--- Begin ---

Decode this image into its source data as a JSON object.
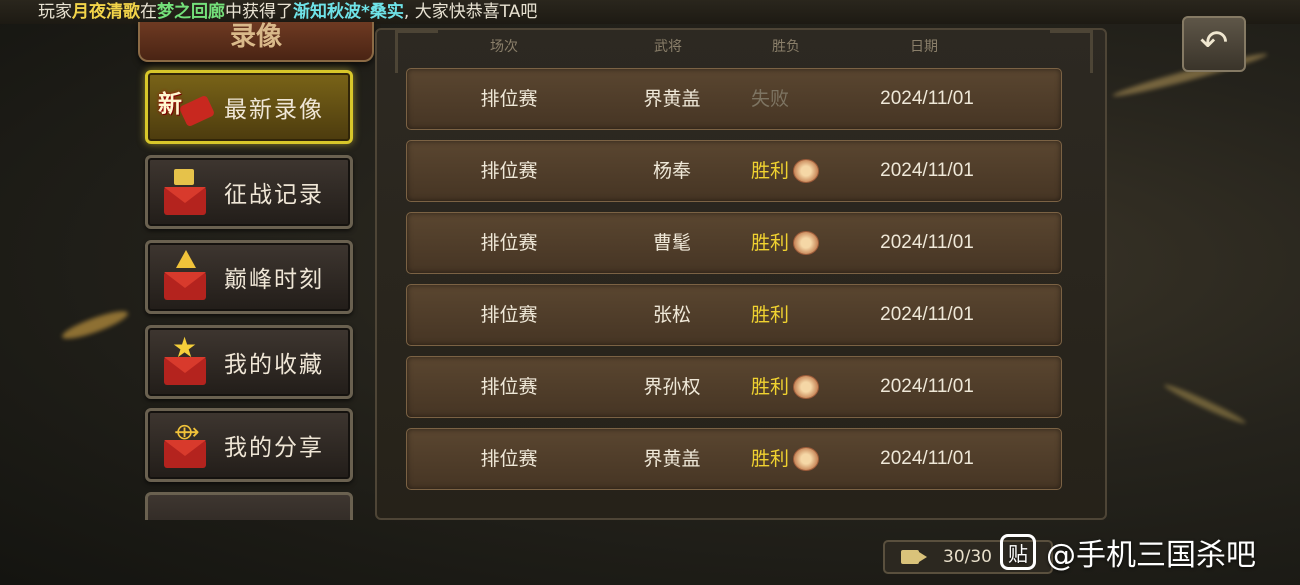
{
  "marquee": {
    "p1": "玩家",
    "player": "月夜清歌",
    "p2": "在",
    "location": "梦之回廊",
    "p3": "中获得了",
    "item": "渐知秋波*桑实",
    "p4": ", 大家快恭喜TA吧"
  },
  "title": "录像",
  "sidebar": {
    "new_badge": "新",
    "items": [
      {
        "label": "最新录像",
        "icon": "new-ribbon-icon",
        "active": true
      },
      {
        "label": "征战记录",
        "icon": "flag-envelope-icon",
        "active": false
      },
      {
        "label": "巅峰时刻",
        "icon": "arrow-envelope-icon",
        "active": false
      },
      {
        "label": "我的收藏",
        "icon": "star-envelope-icon",
        "active": false
      },
      {
        "label": "我的分享",
        "icon": "share-envelope-icon",
        "active": false
      }
    ]
  },
  "table": {
    "headers": {
      "type": "场次",
      "general": "武将",
      "result": "胜负",
      "date": "日期"
    },
    "rows": [
      {
        "type": "排位赛",
        "general": "界黄盖",
        "result": "失败",
        "win": false,
        "medal": false,
        "date": "2024/11/01"
      },
      {
        "type": "排位赛",
        "general": "杨奉",
        "result": "胜利",
        "win": true,
        "medal": true,
        "date": "2024/11/01"
      },
      {
        "type": "排位赛",
        "general": "曹髦",
        "result": "胜利",
        "win": true,
        "medal": true,
        "date": "2024/11/01"
      },
      {
        "type": "排位赛",
        "general": "张松",
        "result": "胜利",
        "win": true,
        "medal": false,
        "date": "2024/11/01"
      },
      {
        "type": "排位赛",
        "general": "界孙权",
        "result": "胜利",
        "win": true,
        "medal": true,
        "date": "2024/11/01"
      },
      {
        "type": "排位赛",
        "general": "界黄盖",
        "result": "胜利",
        "win": true,
        "medal": true,
        "date": "2024/11/01"
      }
    ]
  },
  "back_icon": "back-arrow-icon",
  "storage": {
    "count": "30/30"
  },
  "watermark": {
    "text": "@手机三国杀吧",
    "logo": "贴"
  },
  "colors": {
    "win": "#f0d230",
    "lose": "#7d7462",
    "active_border": "#d8c72a"
  }
}
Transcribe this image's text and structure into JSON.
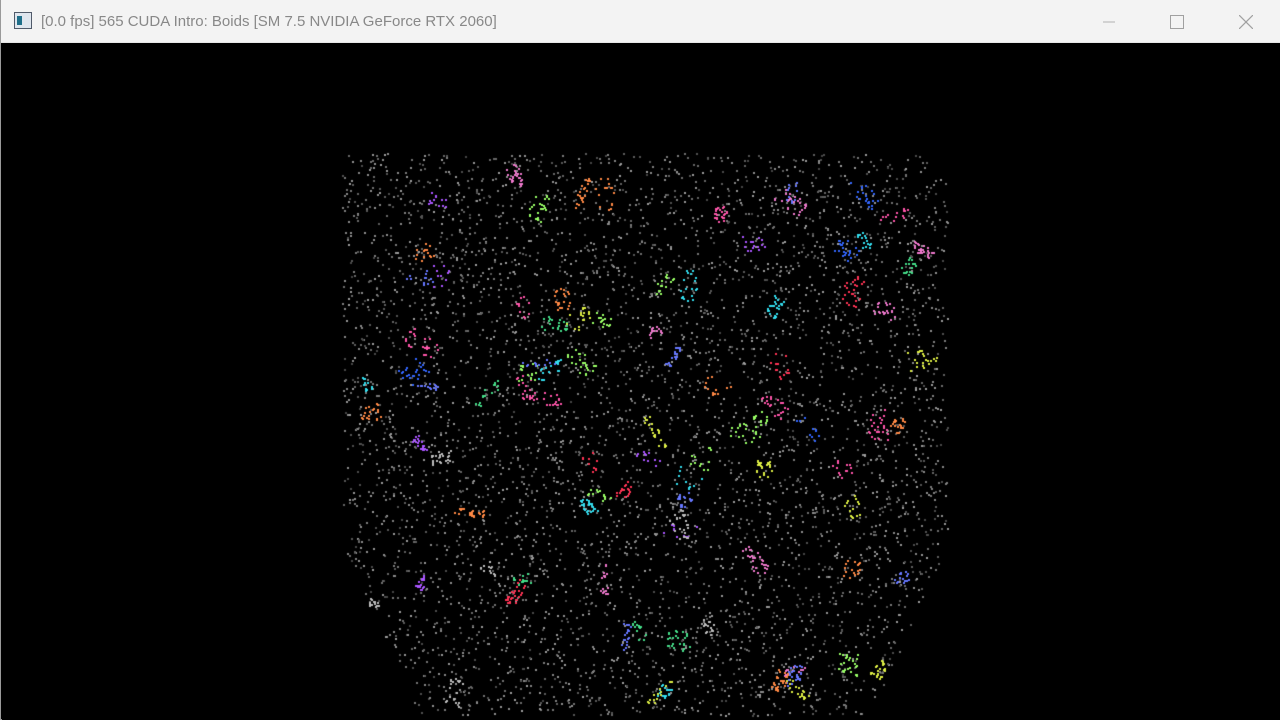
{
  "window": {
    "title": "[0.0 fps] 565 CUDA Intro: Boids [SM 7.5 NVIDIA GeForce RTX 2060]",
    "icon": "app-window-icon",
    "controls": {
      "minimize_icon": "minimize-icon",
      "maximize_icon": "maximize-icon",
      "close_icon": "close-icon"
    }
  },
  "viewport": {
    "background": "#000000",
    "particle_colors": [
      "#ff3355",
      "#33ddee",
      "#6677ff",
      "#aa55ff",
      "#44dd88",
      "#ddee44",
      "#ff8844",
      "#ee77cc",
      "#bbbbbb",
      "#3366ff",
      "#ff55aa",
      "#99ff66"
    ]
  }
}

--- End ---

◆ GIVEN INSTRUCTION ◆
Transcribe the records verbatim and omit the images.

◆ WRITTEN REPLY ◆
Decode this image into its source data as a JSON object.
{
  "marquee": {
    "p1": "玩家",
    "player": "月夜清歌",
    "p2": "在",
    "location": "梦之回廊",
    "p3": "中获得了",
    "item": "渐知秋波*桑实",
    "p4": ", 大家快恭喜TA吧"
  },
  "title": "录像",
  "sidebar": {
    "new_badge": "新",
    "items": [
      {
        "label": "最新录像",
        "icon": "new-ribbon-icon",
        "active": true
      },
      {
        "label": "征战记录",
        "icon": "flag-envelope-icon",
        "active": false
      },
      {
        "label": "巅峰时刻",
        "icon": "arrow-envelope-icon",
        "active": false
      },
      {
        "label": "我的收藏",
        "icon": "star-envelope-icon",
        "active": false
      },
      {
        "label": "我的分享",
        "icon": "share-envelope-icon",
        "active": false
      }
    ]
  },
  "table": {
    "headers": {
      "type": "场次",
      "general": "武将",
      "result": "胜负",
      "date": "日期"
    },
    "rows": [
      {
        "type": "排位赛",
        "general": "界黄盖",
        "result": "失败",
        "win": false,
        "medal": false,
        "date": "2024/11/01"
      },
      {
        "type": "排位赛",
        "general": "杨奉",
        "result": "胜利",
        "win": true,
        "medal": true,
        "date": "2024/11/01"
      },
      {
        "type": "排位赛",
        "general": "曹髦",
        "result": "胜利",
        "win": true,
        "medal": true,
        "date": "2024/11/01"
      },
      {
        "type": "排位赛",
        "general": "张松",
        "result": "胜利",
        "win": true,
        "medal": false,
        "date": "2024/11/01"
      },
      {
        "type": "排位赛",
        "general": "界孙权",
        "result": "胜利",
        "win": true,
        "medal": true,
        "date": "2024/11/01"
      },
      {
        "type": "排位赛",
        "general": "界黄盖",
        "result": "胜利",
        "win": true,
        "medal": true,
        "date": "2024/11/01"
      }
    ]
  },
  "back_icon": "back-arrow-icon",
  "storage": {
    "count": "30/30"
  },
  "watermark": {
    "text": "@手机三国杀吧",
    "logo": "贴"
  },
  "colors": {
    "win": "#f0d230",
    "lose": "#7d7462",
    "active_border": "#d8c72a"
  }
}
Transcribe this image's text and structure into JSON.
{
  "window": {
    "title": "[0.0 fps] 565 CUDA Intro: Boids [SM 7.5 NVIDIA GeForce RTX 2060]",
    "icon": "app-window-icon",
    "controls": {
      "minimize_icon": "minimize-icon",
      "maximize_icon": "maximize-icon",
      "close_icon": "close-icon"
    }
  },
  "viewport": {
    "background": "#000000",
    "particle_colors": [
      "#ff3355",
      "#33ddee",
      "#6677ff",
      "#aa55ff",
      "#44dd88",
      "#ddee44",
      "#ff8844",
      "#ee77cc",
      "#bbbbbb",
      "#3366ff",
      "#ff55aa",
      "#99ff66"
    ]
  }
}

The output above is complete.